:: INPUT FOR THIS TASK ::

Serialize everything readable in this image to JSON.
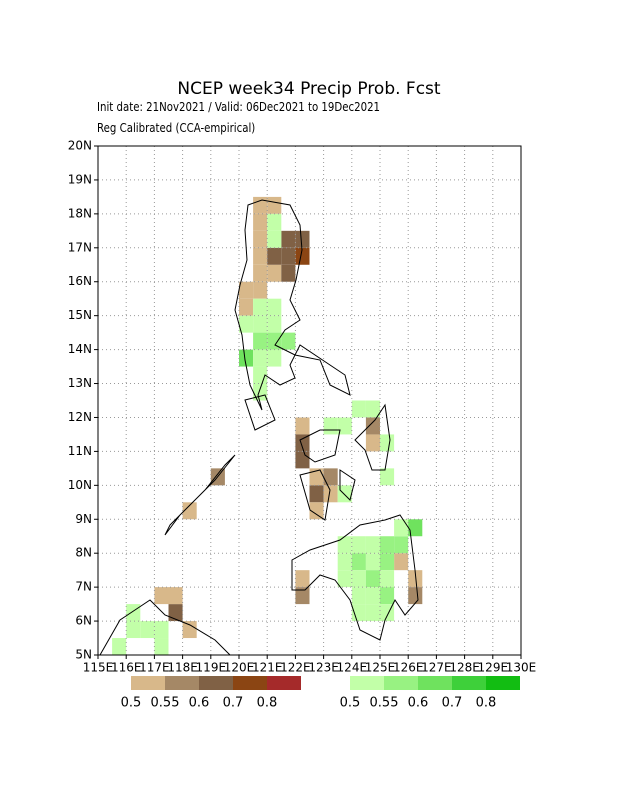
{
  "header": {
    "title": "NCEP week34 Precip Prob. Fcst",
    "subtitle": "Init date: 21Nov2021 / Valid: 06Dec2021 to 19Dec2021",
    "note": "Reg Calibrated (CCA-empirical)"
  },
  "map": {
    "xlim": [
      115,
      130
    ],
    "ylim": [
      5,
      20
    ],
    "xticks": [
      {
        "value": 115,
        "label": "115E"
      },
      {
        "value": 116,
        "label": "116E"
      },
      {
        "value": 117,
        "label": "117E"
      },
      {
        "value": 118,
        "label": "118E"
      },
      {
        "value": 119,
        "label": "119E"
      },
      {
        "value": 120,
        "label": "120E"
      },
      {
        "value": 121,
        "label": "121E"
      },
      {
        "value": 122,
        "label": "122E"
      },
      {
        "value": 123,
        "label": "123E"
      },
      {
        "value": 124,
        "label": "124E"
      },
      {
        "value": 125,
        "label": "125E"
      },
      {
        "value": 126,
        "label": "126E"
      },
      {
        "value": 127,
        "label": "127E"
      },
      {
        "value": 128,
        "label": "128E"
      },
      {
        "value": 129,
        "label": "129E"
      },
      {
        "value": 130,
        "label": "130E"
      }
    ],
    "yticks": [
      {
        "value": 5,
        "label": "5N"
      },
      {
        "value": 6,
        "label": "6N"
      },
      {
        "value": 7,
        "label": "7N"
      },
      {
        "value": 8,
        "label": "8N"
      },
      {
        "value": 9,
        "label": "9N"
      },
      {
        "value": 10,
        "label": "10N"
      },
      {
        "value": 11,
        "label": "11N"
      },
      {
        "value": 12,
        "label": "12N"
      },
      {
        "value": 13,
        "label": "13N"
      },
      {
        "value": 14,
        "label": "14N"
      },
      {
        "value": 15,
        "label": "15N"
      },
      {
        "value": 16,
        "label": "16N"
      },
      {
        "value": 17,
        "label": "17N"
      },
      {
        "value": 18,
        "label": "18N"
      },
      {
        "value": 19,
        "label": "19N"
      },
      {
        "value": 20,
        "label": "20N"
      }
    ],
    "grid": true,
    "dry_cells": [
      [
        120.5,
        18,
        0.5
      ],
      [
        121,
        18,
        0.5
      ],
      [
        120.5,
        17.5,
        0.5
      ],
      [
        120.5,
        17,
        0.5
      ],
      [
        120.5,
        16.5,
        0.5
      ],
      [
        120.5,
        16,
        0.5
      ],
      [
        121,
        16,
        0.5
      ],
      [
        120,
        15.5,
        0.5
      ],
      [
        120.5,
        15.5,
        0.5
      ],
      [
        120,
        15,
        0.5
      ],
      [
        121.5,
        17,
        0.6
      ],
      [
        122,
        17,
        0.6
      ],
      [
        121,
        16.5,
        0.6
      ],
      [
        121.5,
        16.5,
        0.6
      ],
      [
        121.5,
        16,
        0.6
      ],
      [
        122,
        16.5,
        0.7
      ],
      [
        122,
        11.5,
        0.5
      ],
      [
        122,
        11,
        0.6
      ],
      [
        122,
        10.5,
        0.6
      ],
      [
        122.5,
        10,
        0.5
      ],
      [
        122.5,
        9.5,
        0.6
      ],
      [
        123,
        10,
        0.55
      ],
      [
        123,
        9.5,
        0.5
      ],
      [
        122.5,
        9,
        0.5
      ],
      [
        124.5,
        11,
        0.5
      ],
      [
        124.5,
        11.5,
        0.55
      ],
      [
        125.5,
        7.5,
        0.5
      ],
      [
        126,
        7,
        0.5
      ],
      [
        126,
        6.5,
        0.55
      ],
      [
        122,
        7,
        0.5
      ],
      [
        122,
        6.5,
        0.55
      ],
      [
        118,
        9,
        0.5
      ],
      [
        119,
        10,
        0.55
      ],
      [
        117.5,
        6,
        0.6
      ],
      [
        117,
        6.5,
        0.5
      ],
      [
        117.5,
        6.5,
        0.5
      ],
      [
        118,
        5.5,
        0.5
      ]
    ],
    "wet_cells": [
      [
        121,
        17.5,
        0.5
      ],
      [
        121,
        17,
        0.5
      ],
      [
        120,
        14.5,
        0.5
      ],
      [
        120.5,
        14.5,
        0.5
      ],
      [
        120.5,
        15,
        0.5
      ],
      [
        121,
        15,
        0.5
      ],
      [
        121,
        14.5,
        0.5
      ],
      [
        120.5,
        14,
        0.55
      ],
      [
        121,
        14,
        0.55
      ],
      [
        121.5,
        14,
        0.55
      ],
      [
        120,
        13.5,
        0.6
      ],
      [
        120.5,
        13.5,
        0.5
      ],
      [
        121,
        13.5,
        0.5
      ],
      [
        120.5,
        13,
        0.5
      ],
      [
        120.5,
        12.5,
        0.5
      ],
      [
        123,
        11.5,
        0.5
      ],
      [
        123.5,
        11.5,
        0.5
      ],
      [
        124,
        12,
        0.5
      ],
      [
        124.5,
        12,
        0.5
      ],
      [
        125,
        11,
        0.5
      ],
      [
        125,
        10,
        0.5
      ],
      [
        123.5,
        9.5,
        0.5
      ],
      [
        123.5,
        8,
        0.5
      ],
      [
        124,
        8,
        0.5
      ],
      [
        124.5,
        8,
        0.5
      ],
      [
        125,
        8,
        0.55
      ],
      [
        125.5,
        8,
        0.55
      ],
      [
        123.5,
        7.5,
        0.5
      ],
      [
        124,
        7.5,
        0.55
      ],
      [
        124.5,
        7.5,
        0.5
      ],
      [
        125,
        7.5,
        0.55
      ],
      [
        123.5,
        7,
        0.5
      ],
      [
        124,
        7,
        0.5
      ],
      [
        124.5,
        7,
        0.55
      ],
      [
        125,
        7,
        0.5
      ],
      [
        124,
        6.5,
        0.5
      ],
      [
        124.5,
        6.5,
        0.5
      ],
      [
        125,
        6.5,
        0.55
      ],
      [
        124,
        6,
        0.5
      ],
      [
        124.5,
        6,
        0.5
      ],
      [
        125,
        6,
        0.5
      ],
      [
        125.5,
        8.5,
        0.5
      ],
      [
        126,
        8.5,
        0.6
      ],
      [
        116.5,
        5.5,
        0.5
      ],
      [
        117,
        5.5,
        0.5
      ],
      [
        116,
        5.5,
        0.5
      ],
      [
        117,
        5,
        0.5
      ],
      [
        116,
        6,
        0.5
      ],
      [
        115.5,
        5,
        0.5
      ]
    ]
  },
  "legend": {
    "dry": {
      "levels": [
        0.5,
        0.55,
        0.6,
        0.7,
        0.8
      ],
      "colors": [
        "#d8b88a",
        "#a58866",
        "#806145",
        "#8b4513",
        "#a52a2a"
      ]
    },
    "wet": {
      "levels": [
        0.5,
        0.55,
        0.6,
        0.7,
        0.8
      ],
      "colors": [
        "#c2ffa8",
        "#98f282",
        "#6fe25e",
        "#3ed03a",
        "#12bd12"
      ]
    }
  }
}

:::

** PROBLEM REQUIREMENTS **
Restate the data above word for word. Skip every picture.

** OUTPUT FOR THIS TASK **
Serialize everything readable in this image to JSON.
{
  "header": {
    "title": "NCEP week34 Precip Prob. Fcst",
    "subtitle": "Init date: 21Nov2021 / Valid: 06Dec2021 to 19Dec2021",
    "note": "Reg Calibrated (CCA-empirical)"
  },
  "map": {
    "xlim": [
      115,
      130
    ],
    "ylim": [
      5,
      20
    ],
    "xticks": [
      {
        "value": 115,
        "label": "115E"
      },
      {
        "value": 116,
        "label": "116E"
      },
      {
        "value": 117,
        "label": "117E"
      },
      {
        "value": 118,
        "label": "118E"
      },
      {
        "value": 119,
        "label": "119E"
      },
      {
        "value": 120,
        "label": "120E"
      },
      {
        "value": 121,
        "label": "121E"
      },
      {
        "value": 122,
        "label": "122E"
      },
      {
        "value": 123,
        "label": "123E"
      },
      {
        "value": 124,
        "label": "124E"
      },
      {
        "value": 125,
        "label": "125E"
      },
      {
        "value": 126,
        "label": "126E"
      },
      {
        "value": 127,
        "label": "127E"
      },
      {
        "value": 128,
        "label": "128E"
      },
      {
        "value": 129,
        "label": "129E"
      },
      {
        "value": 130,
        "label": "130E"
      }
    ],
    "yticks": [
      {
        "value": 5,
        "label": "5N"
      },
      {
        "value": 6,
        "label": "6N"
      },
      {
        "value": 7,
        "label": "7N"
      },
      {
        "value": 8,
        "label": "8N"
      },
      {
        "value": 9,
        "label": "9N"
      },
      {
        "value": 10,
        "label": "10N"
      },
      {
        "value": 11,
        "label": "11N"
      },
      {
        "value": 12,
        "label": "12N"
      },
      {
        "value": 13,
        "label": "13N"
      },
      {
        "value": 14,
        "label": "14N"
      },
      {
        "value": 15,
        "label": "15N"
      },
      {
        "value": 16,
        "label": "16N"
      },
      {
        "value": 17,
        "label": "17N"
      },
      {
        "value": 18,
        "label": "18N"
      },
      {
        "value": 19,
        "label": "19N"
      },
      {
        "value": 20,
        "label": "20N"
      }
    ],
    "grid": true,
    "dry_cells": [
      [
        120.5,
        18,
        0.5
      ],
      [
        121,
        18,
        0.5
      ],
      [
        120.5,
        17.5,
        0.5
      ],
      [
        120.5,
        17,
        0.5
      ],
      [
        120.5,
        16.5,
        0.5
      ],
      [
        120.5,
        16,
        0.5
      ],
      [
        121,
        16,
        0.5
      ],
      [
        120,
        15.5,
        0.5
      ],
      [
        120.5,
        15.5,
        0.5
      ],
      [
        120,
        15,
        0.5
      ],
      [
        121.5,
        17,
        0.6
      ],
      [
        122,
        17,
        0.6
      ],
      [
        121,
        16.5,
        0.6
      ],
      [
        121.5,
        16.5,
        0.6
      ],
      [
        121.5,
        16,
        0.6
      ],
      [
        122,
        16.5,
        0.7
      ],
      [
        122,
        11.5,
        0.5
      ],
      [
        122,
        11,
        0.6
      ],
      [
        122,
        10.5,
        0.6
      ],
      [
        122.5,
        10,
        0.5
      ],
      [
        122.5,
        9.5,
        0.6
      ],
      [
        123,
        10,
        0.55
      ],
      [
        123,
        9.5,
        0.5
      ],
      [
        122.5,
        9,
        0.5
      ],
      [
        124.5,
        11,
        0.5
      ],
      [
        124.5,
        11.5,
        0.55
      ],
      [
        125.5,
        7.5,
        0.5
      ],
      [
        126,
        7,
        0.5
      ],
      [
        126,
        6.5,
        0.55
      ],
      [
        122,
        7,
        0.5
      ],
      [
        122,
        6.5,
        0.55
      ],
      [
        118,
        9,
        0.5
      ],
      [
        119,
        10,
        0.55
      ],
      [
        117.5,
        6,
        0.6
      ],
      [
        117,
        6.5,
        0.5
      ],
      [
        117.5,
        6.5,
        0.5
      ],
      [
        118,
        5.5,
        0.5
      ]
    ],
    "wet_cells": [
      [
        121,
        17.5,
        0.5
      ],
      [
        121,
        17,
        0.5
      ],
      [
        120,
        14.5,
        0.5
      ],
      [
        120.5,
        14.5,
        0.5
      ],
      [
        120.5,
        15,
        0.5
      ],
      [
        121,
        15,
        0.5
      ],
      [
        121,
        14.5,
        0.5
      ],
      [
        120.5,
        14,
        0.55
      ],
      [
        121,
        14,
        0.55
      ],
      [
        121.5,
        14,
        0.55
      ],
      [
        120,
        13.5,
        0.6
      ],
      [
        120.5,
        13.5,
        0.5
      ],
      [
        121,
        13.5,
        0.5
      ],
      [
        120.5,
        13,
        0.5
      ],
      [
        120.5,
        12.5,
        0.5
      ],
      [
        123,
        11.5,
        0.5
      ],
      [
        123.5,
        11.5,
        0.5
      ],
      [
        124,
        12,
        0.5
      ],
      [
        124.5,
        12,
        0.5
      ],
      [
        125,
        11,
        0.5
      ],
      [
        125,
        10,
        0.5
      ],
      [
        123.5,
        9.5,
        0.5
      ],
      [
        123.5,
        8,
        0.5
      ],
      [
        124,
        8,
        0.5
      ],
      [
        124.5,
        8,
        0.5
      ],
      [
        125,
        8,
        0.55
      ],
      [
        125.5,
        8,
        0.55
      ],
      [
        123.5,
        7.5,
        0.5
      ],
      [
        124,
        7.5,
        0.55
      ],
      [
        124.5,
        7.5,
        0.5
      ],
      [
        125,
        7.5,
        0.55
      ],
      [
        123.5,
        7,
        0.5
      ],
      [
        124,
        7,
        0.5
      ],
      [
        124.5,
        7,
        0.55
      ],
      [
        125,
        7,
        0.5
      ],
      [
        124,
        6.5,
        0.5
      ],
      [
        124.5,
        6.5,
        0.5
      ],
      [
        125,
        6.5,
        0.55
      ],
      [
        124,
        6,
        0.5
      ],
      [
        124.5,
        6,
        0.5
      ],
      [
        125,
        6,
        0.5
      ],
      [
        125.5,
        8.5,
        0.5
      ],
      [
        126,
        8.5,
        0.6
      ],
      [
        116.5,
        5.5,
        0.5
      ],
      [
        117,
        5.5,
        0.5
      ],
      [
        116,
        5.5,
        0.5
      ],
      [
        117,
        5,
        0.5
      ],
      [
        116,
        6,
        0.5
      ],
      [
        115.5,
        5,
        0.5
      ]
    ]
  },
  "legend": {
    "dry": {
      "levels": [
        0.5,
        0.55,
        0.6,
        0.7,
        0.8
      ],
      "colors": [
        "#d8b88a",
        "#a58866",
        "#806145",
        "#8b4513",
        "#a52a2a"
      ]
    },
    "wet": {
      "levels": [
        0.5,
        0.55,
        0.6,
        0.7,
        0.8
      ],
      "colors": [
        "#c2ffa8",
        "#98f282",
        "#6fe25e",
        "#3ed03a",
        "#12bd12"
      ]
    }
  }
}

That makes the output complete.